§ Requirement
Write out the material again word for word, dropping any images it holds.

§ Excerpted records
━━━━━━━━━━━━━━━━
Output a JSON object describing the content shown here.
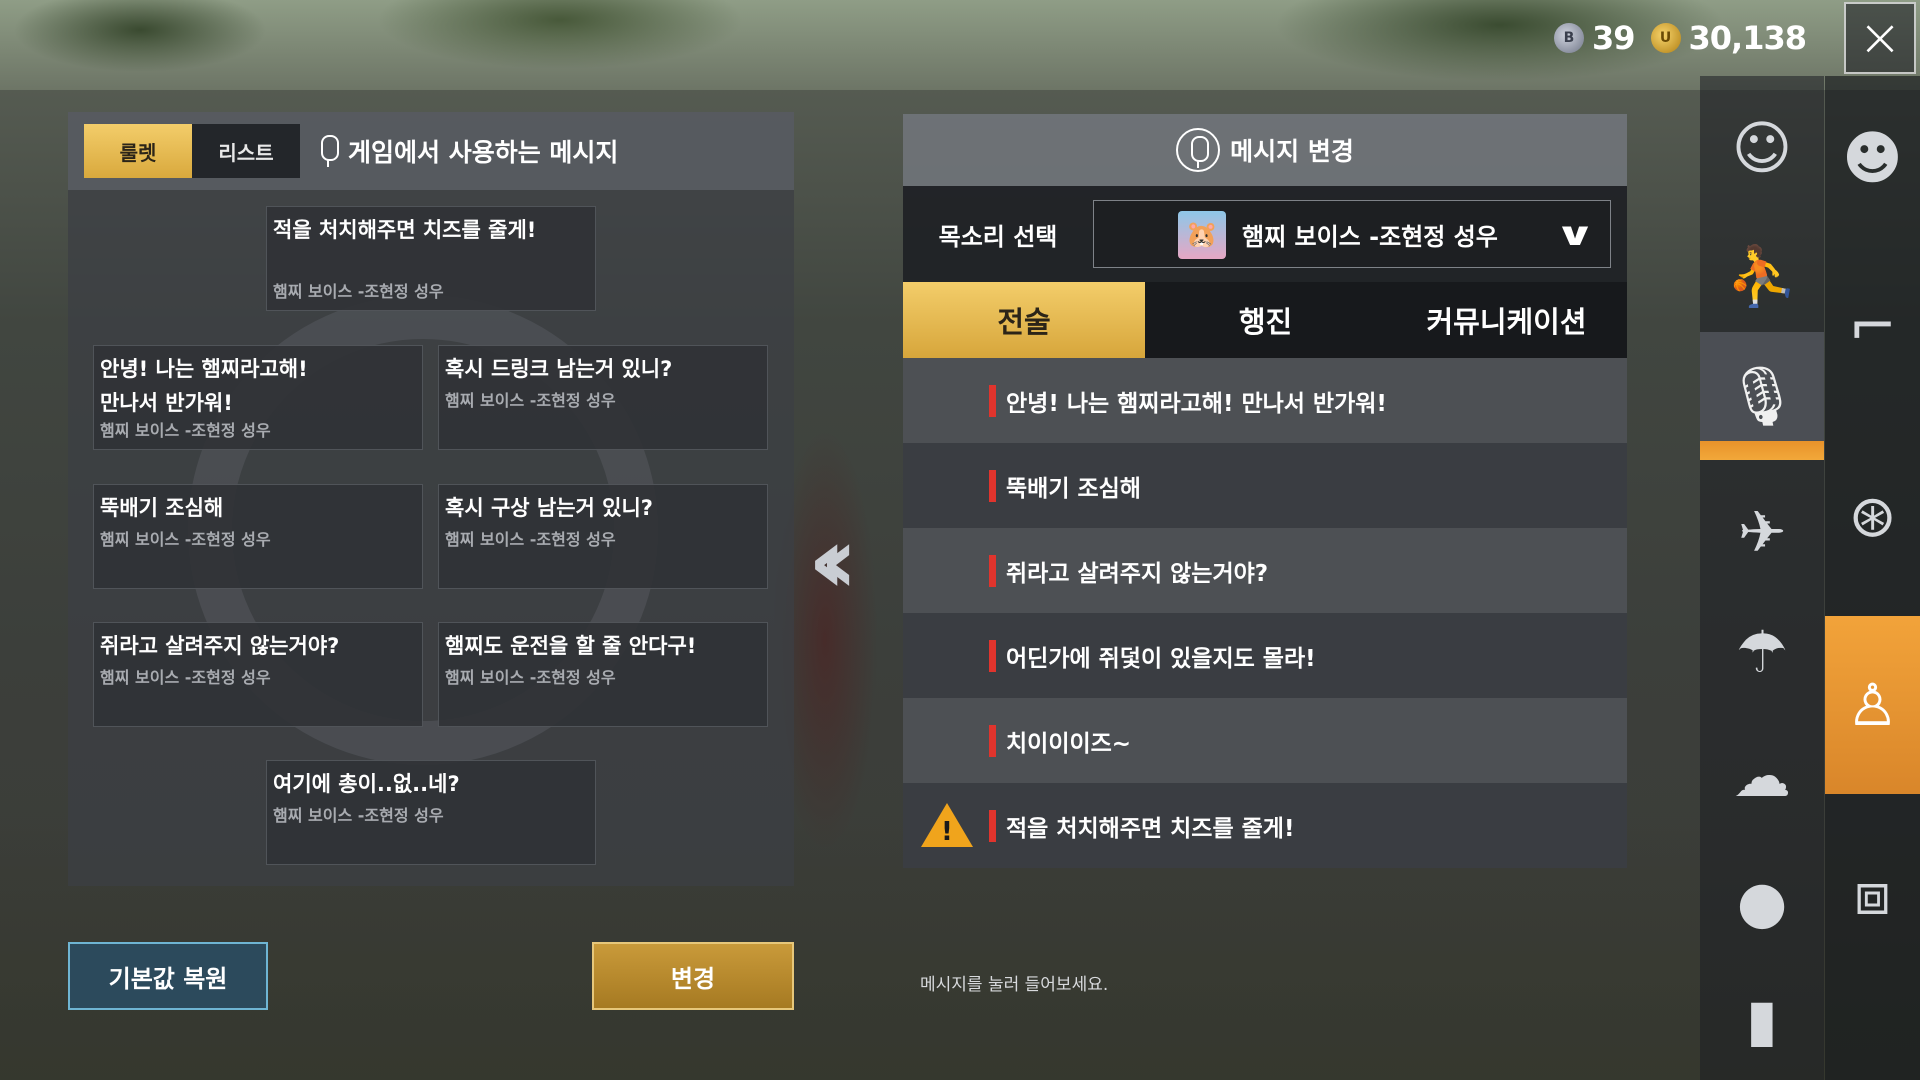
{
  "currency": {
    "bp_icon": "bp-coin-icon",
    "bp": "39",
    "uc_icon": "uc-coin-icon",
    "uc": "30,138"
  },
  "close_icon": "×",
  "left_panel": {
    "tabs": [
      {
        "label": "룰렛",
        "active": true
      },
      {
        "label": "리스트",
        "active": false
      }
    ],
    "title": "게임에서 사용하는 메시지",
    "cards": [
      {
        "text": "적을 처치해주면 치즈를 줄게!",
        "sub": "햄찌 보이스 -조현정 성우"
      },
      {
        "text": "안녕! 나는 햄찌라고해!\n만나서 반가워!",
        "sub": "햄찌 보이스 -조현정 성우"
      },
      {
        "text": "혹시 드링크 남는거 있니?",
        "sub": "햄찌 보이스 -조현정 성우"
      },
      {
        "text": "뚝배기 조심해",
        "sub": "햄찌 보이스 -조현정 성우"
      },
      {
        "text": "혹시 구상 남는거 있니?",
        "sub": "햄찌 보이스 -조현정 성우"
      },
      {
        "text": "쥐라고 살려주지 않는거야?",
        "sub": "햄찌 보이스 -조현정 성우"
      },
      {
        "text": "햄찌도 운전을 할 줄 안다구!",
        "sub": "햄찌 보이스 -조현정 성우"
      },
      {
        "text": "여기에 총이..없..네?",
        "sub": "햄찌 보이스 -조현정 성우"
      }
    ]
  },
  "buttons": {
    "reset": "기본값 복원",
    "change": "변경"
  },
  "swap_arrow": "«",
  "right_panel": {
    "title": "메시지 변경",
    "voice_label": "목소리 선택",
    "voice_value": "햄찌 보이스 -조현정 성우",
    "tabs": [
      {
        "label": "전술",
        "active": true
      },
      {
        "label": "행진",
        "active": false
      },
      {
        "label": "커뮤니케이션",
        "active": false
      }
    ],
    "items": [
      "안녕! 나는 햄찌라고해! 만나서 반가워!",
      "뚝배기 조심해",
      "쥐라고 살려주지 않는거야?",
      "어딘가에 쥐덫이 있을지도 몰라!",
      "치이이이즈~",
      "적을 처치해주면 치즈를 줄게!"
    ],
    "warning_index": 5,
    "hint": "메시지를 눌러 들어보세요."
  },
  "categories": {
    "col1": [
      {
        "icon": "emote-icon",
        "glyph": "☺"
      },
      {
        "icon": "run-icon",
        "glyph": "🏃"
      },
      {
        "icon": "microphone-icon",
        "glyph": "🎙",
        "active": true
      },
      {
        "icon": "airplane-icon",
        "glyph": "✈"
      },
      {
        "icon": "parachute-icon",
        "glyph": "☂"
      },
      {
        "icon": "smoke-icon",
        "glyph": "☁"
      },
      {
        "icon": "grenade-icon",
        "glyph": "●"
      },
      {
        "icon": "spray-icon",
        "glyph": "▮"
      }
    ],
    "col2": [
      {
        "icon": "character-icon",
        "glyph": "☻"
      },
      {
        "icon": "pistol-icon",
        "glyph": "🔫"
      },
      {
        "icon": "steering-wheel-icon",
        "glyph": "⊛"
      },
      {
        "icon": "companion-icon",
        "glyph": "⛑",
        "active": true
      },
      {
        "icon": "crate-icon",
        "glyph": "⧈"
      }
    ]
  }
}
━━━━━━━━━━━━━━━━
§ Reply to the exercise
Output a JSON object describing the content shown here.
{
  "currency": {
    "bp_icon": "bp-coin-icon",
    "bp": "39",
    "uc_icon": "uc-coin-icon",
    "uc": "30,138"
  },
  "close_icon": "×",
  "left_panel": {
    "tabs": [
      {
        "label": "룰렛",
        "active": true
      },
      {
        "label": "리스트",
        "active": false
      }
    ],
    "title": "게임에서 사용하는 메시지",
    "cards": [
      {
        "text": "적을 처치해주면 치즈를 줄게!",
        "sub": "햄찌 보이스 -조현정 성우"
      },
      {
        "text": "안녕! 나는 햄찌라고해!\n만나서 반가워!",
        "sub": "햄찌 보이스 -조현정 성우"
      },
      {
        "text": "혹시 드링크 남는거 있니?",
        "sub": "햄찌 보이스 -조현정 성우"
      },
      {
        "text": "뚝배기 조심해",
        "sub": "햄찌 보이스 -조현정 성우"
      },
      {
        "text": "혹시 구상 남는거 있니?",
        "sub": "햄찌 보이스 -조현정 성우"
      },
      {
        "text": "쥐라고 살려주지 않는거야?",
        "sub": "햄찌 보이스 -조현정 성우"
      },
      {
        "text": "햄찌도 운전을 할 줄 안다구!",
        "sub": "햄찌 보이스 -조현정 성우"
      },
      {
        "text": "여기에 총이..없..네?",
        "sub": "햄찌 보이스 -조현정 성우"
      }
    ]
  },
  "buttons": {
    "reset": "기본값 복원",
    "change": "변경"
  },
  "swap_arrow": "«",
  "right_panel": {
    "title": "메시지 변경",
    "voice_label": "목소리 선택",
    "voice_value": "햄찌 보이스 -조현정 성우",
    "tabs": [
      {
        "label": "전술",
        "active": true
      },
      {
        "label": "행진",
        "active": false
      },
      {
        "label": "커뮤니케이션",
        "active": false
      }
    ],
    "items": [
      "안녕! 나는 햄찌라고해! 만나서 반가워!",
      "뚝배기 조심해",
      "쥐라고 살려주지 않는거야?",
      "어딘가에 쥐덫이 있을지도 몰라!",
      "치이이이즈~",
      "적을 처치해주면 치즈를 줄게!"
    ],
    "warning_index": 5,
    "hint": "메시지를 눌러 들어보세요."
  },
  "categories": {
    "col1": [
      {
        "icon": "emote-icon",
        "glyph": "☺"
      },
      {
        "icon": "run-icon",
        "glyph": "🏃"
      },
      {
        "icon": "microphone-icon",
        "glyph": "🎙",
        "active": true
      },
      {
        "icon": "airplane-icon",
        "glyph": "✈"
      },
      {
        "icon": "parachute-icon",
        "glyph": "☂"
      },
      {
        "icon": "smoke-icon",
        "glyph": "☁"
      },
      {
        "icon": "grenade-icon",
        "glyph": "●"
      },
      {
        "icon": "spray-icon",
        "glyph": "▮"
      }
    ],
    "col2": [
      {
        "icon": "character-icon",
        "glyph": "☻"
      },
      {
        "icon": "pistol-icon",
        "glyph": "🔫"
      },
      {
        "icon": "steering-wheel-icon",
        "glyph": "⊛"
      },
      {
        "icon": "companion-icon",
        "glyph": "⛑",
        "active": true
      },
      {
        "icon": "crate-icon",
        "glyph": "⧈"
      }
    ]
  }
}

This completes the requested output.